In the movie review roundup below, please name the director of the Halloween sequel.

• [Selected extract]:
## BEGIN

Behind Again

I’m still reviewing Halloween movies here firmly in December and that’s because I’ve been busy and lazy, a wonderful combination. So I’m going to have to squish some of my To Do list into one post, which I kind of hate but what can you do?

Here’s what I’ve been watching since the end of October:

Halloween

I waited for what feels like forever for this 40th anniversary sequel and… I can’t say I was disappointed. A lot of it doesn’t work, some of it spectacularly (looking at you fake Doctor Loomis/terrible podcasters) but all in all David Gordon Green‘s offering is a lot of fun and that’s what I wanted.

Jamie Lee is dope as the deeply affected, original Final Girl™ Laurie Strode. A lifetime of paranoia has made her into a reclusive survivalist and she is barely holding onto her family as a result. But what happens when all that preparation finally comes to fruition? Well, you’ll find out when Michael Myers busts out of the institution that has held him for the last four decades – and the whole thing is as gory and tense as you’d imagine. Plus, there’s something truly disconcerting about the humanisation of The Shape just before shit kicks off.

My Rating

4.5/5. Probably for nostalgia more than anything. 

Goosebumps 2: Haunted Halloween

In my opinion this movie suffers for not featuring enough Jack Black but IT’s Jeremy Ray Taylor does a fine job as a mini version of the man himself. If I’m honest, I don’t remember too much about the plot (I think because I saw The House with a Clock in its Walls right before it and they’ve sort of blended into one) but I did enjoy its childlike Halloween wonder.

The effects are very good – plenty of inventive monsters and sadistic gummy bears – the kids are fantastic and Slappy is a dollop of mischievous fun. I think I’ll always be here for the Goosebumps movies honestly, they’re charming. I’ll definitely be hitting this up with a re-watch as soon as possible.

My Rating

3.5/5. Witches be crazy. 

The Hate U Give

Based on the YA novel by Angie Thomas which I have half read, THUG is a pretty solid adaptation, if a little heavy-handed in its delivery. Starring the ridiculously talented Amandla Stenberg as our main protagonist Starr and the ridiculously cool Regina Hall as Starr’s ferocious mother Lisa, this movie examines subject matter that is all too relevant. I enjoyed the ride and also cried like a baby throughout.

## END

• [Material]:
## BEGIN

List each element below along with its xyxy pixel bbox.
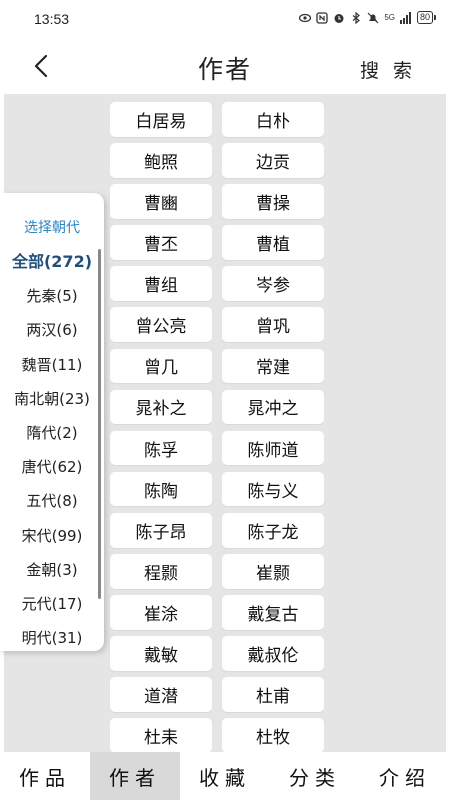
dynasty-item[interactable]: 金朝(3) xyxy=(0,553,104,587)
author-chip[interactable]: 崔涂 xyxy=(110,595,212,630)
author-chip[interactable]: 陈陶 xyxy=(110,471,212,507)
eye-icon xyxy=(299,13,312,22)
author-chip[interactable]: 边贡 xyxy=(222,143,324,178)
tab-favorites[interactable]: 收藏 xyxy=(180,752,270,800)
author-chip[interactable]: 戴敏 xyxy=(110,636,212,671)
dynasty-panel-title: 选择朝代 xyxy=(24,220,80,236)
tab-works[interactable]: 作品 xyxy=(0,752,90,800)
dynasty-list[interactable]: 全部(272) 先秦(5) 两汉(6) 魏晋(11) 南北朝(23) 隋代(2)… xyxy=(0,245,104,651)
author-chip[interactable]: 道潜 xyxy=(110,677,212,712)
search-button[interactable]: 搜 索 xyxy=(360,56,416,83)
author-chip[interactable]: 曹组 xyxy=(110,266,212,301)
nfc-icon xyxy=(316,11,328,24)
author-chip[interactable]: 杜牧 xyxy=(222,718,324,752)
battery-level: 80 xyxy=(416,11,433,24)
bluetooth-icon xyxy=(352,11,361,24)
author-grid: 白居易 白朴 鲍照 边贡 曹豳 曹操 曹丕 曹植 曹组 岑参 曾公亮 曾巩 曾几… xyxy=(110,102,338,752)
author-chip[interactable]: 曹丕 xyxy=(110,225,212,260)
dynasty-item[interactable]: 隋代(2) xyxy=(0,416,104,450)
dynasty-scrollbar[interactable] xyxy=(98,249,101,599)
status-icons: 5G 80 xyxy=(299,11,436,24)
author-chip[interactable]: 陈子龙 xyxy=(222,512,324,548)
signal-icon xyxy=(399,11,411,24)
author-chip[interactable]: 陈与义 xyxy=(222,471,324,507)
dynasty-item[interactable]: 宋代(99) xyxy=(0,519,104,553)
app-header: 作者 搜 索 xyxy=(0,40,450,94)
author-chip[interactable]: 陈孚 xyxy=(110,430,212,466)
dynasty-item[interactable]: 南北朝(23) xyxy=(0,382,104,416)
dynasty-panel: 选择朝代 全部(272) 先秦(5) 两汉(6) 魏晋(11) 南北朝(23) … xyxy=(0,193,104,651)
author-chip[interactable]: 崔颢 xyxy=(222,554,324,589)
alarm-icon xyxy=(334,13,344,23)
author-chip[interactable]: 程颢 xyxy=(110,554,212,589)
network-label: 5G xyxy=(384,13,395,22)
mute-icon xyxy=(367,12,379,23)
tab-authors[interactable]: 作者 xyxy=(90,752,180,800)
tab-categories[interactable]: 分类 xyxy=(270,752,360,800)
author-chip[interactable]: 曹豳 xyxy=(110,184,212,219)
dynasty-item[interactable]: 先秦(5) xyxy=(0,279,104,313)
author-chip[interactable]: 陈师道 xyxy=(222,430,324,466)
dynasty-item[interactable]: 明代(31) xyxy=(0,621,104,651)
tab-about[interactable]: 介绍 xyxy=(360,752,450,800)
author-chip[interactable]: 常建 xyxy=(222,348,324,384)
dynasty-item[interactable]: 两汉(6) xyxy=(0,313,104,347)
author-chip[interactable]: 曾公亮 xyxy=(110,307,212,343)
author-chip[interactable]: 曹操 xyxy=(222,184,324,219)
status-bar: 13:53 5G 80 xyxy=(0,0,450,40)
dynasty-item[interactable]: 五代(8) xyxy=(0,484,104,518)
battery-indicator: 80 xyxy=(416,11,436,24)
bottom-nav: 作品 作者 收藏 分类 介绍 xyxy=(0,752,450,800)
dynasty-item[interactable]: 唐代(62) xyxy=(0,450,104,484)
author-chip[interactable]: 晁补之 xyxy=(110,389,212,425)
dynasty-item-all[interactable]: 全部(272) xyxy=(0,245,104,279)
battery-tip xyxy=(434,15,436,20)
author-chip[interactable]: 白朴 xyxy=(222,102,324,137)
author-chip[interactable]: 戴复古 xyxy=(222,595,324,630)
author-chip[interactable]: 杜甫 xyxy=(222,677,324,712)
author-chip[interactable]: 曾巩 xyxy=(222,307,324,343)
author-chip[interactable]: 杜耒 xyxy=(110,718,212,752)
author-chip[interactable]: 陈子昂 xyxy=(110,512,212,548)
author-chip[interactable]: 白居易 xyxy=(110,102,212,137)
dynasty-item[interactable]: 元代(17) xyxy=(0,587,104,621)
author-chip[interactable]: 鲍照 xyxy=(110,143,212,178)
author-chip[interactable]: 曾几 xyxy=(110,348,212,384)
author-chip[interactable]: 晁冲之 xyxy=(222,389,324,425)
author-chip[interactable]: 曹植 xyxy=(222,225,324,260)
author-chip[interactable]: 岑参 xyxy=(222,266,324,301)
author-chip[interactable]: 戴叔伦 xyxy=(222,636,324,671)
dynasty-item[interactable]: 魏晋(11) xyxy=(0,348,104,382)
status-time: 13:53 xyxy=(34,11,70,27)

## END

• [Written reply]: David Gordon Green